(Records from a data collection)
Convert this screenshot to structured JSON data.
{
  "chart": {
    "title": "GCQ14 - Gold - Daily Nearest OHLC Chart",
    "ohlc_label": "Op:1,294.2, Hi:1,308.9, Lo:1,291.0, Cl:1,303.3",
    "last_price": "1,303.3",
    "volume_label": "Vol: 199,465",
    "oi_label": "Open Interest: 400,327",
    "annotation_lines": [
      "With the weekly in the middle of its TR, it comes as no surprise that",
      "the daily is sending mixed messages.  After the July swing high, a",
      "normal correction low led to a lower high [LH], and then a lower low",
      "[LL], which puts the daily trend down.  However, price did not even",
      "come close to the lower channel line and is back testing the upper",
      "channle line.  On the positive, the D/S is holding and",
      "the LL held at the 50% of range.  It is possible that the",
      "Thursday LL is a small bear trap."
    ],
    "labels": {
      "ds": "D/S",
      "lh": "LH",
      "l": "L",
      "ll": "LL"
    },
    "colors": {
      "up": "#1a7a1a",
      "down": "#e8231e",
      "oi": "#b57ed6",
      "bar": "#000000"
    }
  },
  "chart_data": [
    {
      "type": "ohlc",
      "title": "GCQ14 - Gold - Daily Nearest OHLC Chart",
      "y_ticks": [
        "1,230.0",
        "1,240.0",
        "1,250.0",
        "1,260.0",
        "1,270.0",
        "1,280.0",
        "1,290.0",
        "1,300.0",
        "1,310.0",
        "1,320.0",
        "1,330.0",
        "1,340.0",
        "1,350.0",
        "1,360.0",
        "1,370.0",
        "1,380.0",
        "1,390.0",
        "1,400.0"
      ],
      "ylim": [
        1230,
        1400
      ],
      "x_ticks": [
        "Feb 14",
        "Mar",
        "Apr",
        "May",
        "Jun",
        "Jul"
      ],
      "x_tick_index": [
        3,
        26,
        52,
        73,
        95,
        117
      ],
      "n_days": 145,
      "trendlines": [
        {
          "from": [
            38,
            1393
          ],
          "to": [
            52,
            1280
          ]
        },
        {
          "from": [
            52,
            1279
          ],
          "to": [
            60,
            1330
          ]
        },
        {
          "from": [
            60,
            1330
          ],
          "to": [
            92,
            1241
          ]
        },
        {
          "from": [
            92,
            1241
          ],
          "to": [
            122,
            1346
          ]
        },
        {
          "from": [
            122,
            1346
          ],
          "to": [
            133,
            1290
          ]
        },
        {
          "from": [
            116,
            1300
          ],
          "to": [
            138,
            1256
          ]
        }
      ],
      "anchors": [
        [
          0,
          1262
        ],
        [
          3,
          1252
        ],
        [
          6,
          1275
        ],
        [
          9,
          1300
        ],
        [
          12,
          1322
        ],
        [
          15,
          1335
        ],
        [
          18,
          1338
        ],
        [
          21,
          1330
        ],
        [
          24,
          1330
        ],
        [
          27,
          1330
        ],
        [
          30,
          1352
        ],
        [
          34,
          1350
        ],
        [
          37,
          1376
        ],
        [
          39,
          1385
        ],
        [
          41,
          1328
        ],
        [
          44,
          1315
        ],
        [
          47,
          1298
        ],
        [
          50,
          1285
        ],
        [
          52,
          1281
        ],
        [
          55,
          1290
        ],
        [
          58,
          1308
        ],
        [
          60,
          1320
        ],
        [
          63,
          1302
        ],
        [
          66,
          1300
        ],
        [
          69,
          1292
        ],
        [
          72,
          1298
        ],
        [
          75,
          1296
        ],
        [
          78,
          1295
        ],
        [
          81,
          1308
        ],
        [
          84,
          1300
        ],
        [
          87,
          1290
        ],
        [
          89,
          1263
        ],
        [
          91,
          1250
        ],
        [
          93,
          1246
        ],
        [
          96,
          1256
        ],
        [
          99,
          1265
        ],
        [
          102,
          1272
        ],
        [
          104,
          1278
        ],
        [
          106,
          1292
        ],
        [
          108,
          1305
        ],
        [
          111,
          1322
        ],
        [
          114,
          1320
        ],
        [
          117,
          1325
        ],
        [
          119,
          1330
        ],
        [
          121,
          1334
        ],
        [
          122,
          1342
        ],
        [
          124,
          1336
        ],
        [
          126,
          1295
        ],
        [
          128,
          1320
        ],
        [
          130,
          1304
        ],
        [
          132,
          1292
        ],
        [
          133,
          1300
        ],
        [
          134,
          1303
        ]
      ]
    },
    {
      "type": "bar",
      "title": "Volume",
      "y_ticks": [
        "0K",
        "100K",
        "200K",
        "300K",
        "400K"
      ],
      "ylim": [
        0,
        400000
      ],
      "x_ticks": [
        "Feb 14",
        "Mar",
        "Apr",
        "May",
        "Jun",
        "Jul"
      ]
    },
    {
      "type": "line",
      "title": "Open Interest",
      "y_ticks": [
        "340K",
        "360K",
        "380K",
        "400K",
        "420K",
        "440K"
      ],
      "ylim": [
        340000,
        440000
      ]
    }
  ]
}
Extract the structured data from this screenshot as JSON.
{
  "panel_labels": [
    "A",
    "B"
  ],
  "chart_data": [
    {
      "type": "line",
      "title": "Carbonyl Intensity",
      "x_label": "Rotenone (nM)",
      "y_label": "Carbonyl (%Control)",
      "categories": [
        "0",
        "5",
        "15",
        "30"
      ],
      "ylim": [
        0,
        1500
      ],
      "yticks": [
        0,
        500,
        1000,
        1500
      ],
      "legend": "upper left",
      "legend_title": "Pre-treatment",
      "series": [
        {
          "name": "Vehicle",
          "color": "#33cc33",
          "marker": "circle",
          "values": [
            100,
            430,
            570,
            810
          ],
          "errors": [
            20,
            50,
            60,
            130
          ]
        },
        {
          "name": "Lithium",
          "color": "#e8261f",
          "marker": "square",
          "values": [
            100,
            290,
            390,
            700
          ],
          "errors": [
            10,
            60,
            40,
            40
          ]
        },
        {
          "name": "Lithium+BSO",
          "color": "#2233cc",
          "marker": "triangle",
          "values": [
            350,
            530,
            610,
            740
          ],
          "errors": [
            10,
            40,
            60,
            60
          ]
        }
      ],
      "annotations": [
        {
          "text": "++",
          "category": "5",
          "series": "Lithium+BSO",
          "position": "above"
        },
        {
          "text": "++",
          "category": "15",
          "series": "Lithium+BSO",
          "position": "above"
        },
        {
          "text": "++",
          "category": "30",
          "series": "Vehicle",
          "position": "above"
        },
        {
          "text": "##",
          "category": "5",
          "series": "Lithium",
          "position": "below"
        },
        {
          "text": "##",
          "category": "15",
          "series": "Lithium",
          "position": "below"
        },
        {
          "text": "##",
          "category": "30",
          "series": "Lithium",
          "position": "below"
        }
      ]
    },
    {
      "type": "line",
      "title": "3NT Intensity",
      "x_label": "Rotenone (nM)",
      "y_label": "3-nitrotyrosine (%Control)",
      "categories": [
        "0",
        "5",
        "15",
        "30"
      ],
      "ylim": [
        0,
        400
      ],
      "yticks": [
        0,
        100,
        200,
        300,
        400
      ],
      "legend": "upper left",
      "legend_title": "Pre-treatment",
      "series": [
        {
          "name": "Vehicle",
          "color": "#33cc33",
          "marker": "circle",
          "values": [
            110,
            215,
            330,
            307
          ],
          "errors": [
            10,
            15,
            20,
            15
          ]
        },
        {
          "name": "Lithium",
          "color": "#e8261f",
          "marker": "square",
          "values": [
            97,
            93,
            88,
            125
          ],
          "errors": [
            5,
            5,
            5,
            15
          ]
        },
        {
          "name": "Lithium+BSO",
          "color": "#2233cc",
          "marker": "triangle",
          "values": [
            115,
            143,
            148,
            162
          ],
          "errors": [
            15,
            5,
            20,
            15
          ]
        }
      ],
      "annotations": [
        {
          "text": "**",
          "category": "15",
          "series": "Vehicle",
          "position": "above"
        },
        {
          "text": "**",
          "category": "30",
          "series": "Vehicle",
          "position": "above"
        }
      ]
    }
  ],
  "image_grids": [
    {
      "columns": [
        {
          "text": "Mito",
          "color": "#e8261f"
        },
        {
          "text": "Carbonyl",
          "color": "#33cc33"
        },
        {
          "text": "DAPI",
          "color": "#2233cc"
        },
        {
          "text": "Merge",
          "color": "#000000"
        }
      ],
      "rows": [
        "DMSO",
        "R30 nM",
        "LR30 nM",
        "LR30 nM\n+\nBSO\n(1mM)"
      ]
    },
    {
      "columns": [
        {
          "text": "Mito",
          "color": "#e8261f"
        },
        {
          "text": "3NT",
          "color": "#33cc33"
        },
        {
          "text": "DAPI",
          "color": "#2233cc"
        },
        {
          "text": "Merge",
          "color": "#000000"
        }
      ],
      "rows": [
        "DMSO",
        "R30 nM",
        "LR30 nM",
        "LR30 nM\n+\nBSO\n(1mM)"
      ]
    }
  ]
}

- _What you have to do_
Gather each line holding the string "Control".

- _Result_
      "y_label": "Carbonyl (%Control)",
      "y_label": "3-nitrotyrosine (%Control)",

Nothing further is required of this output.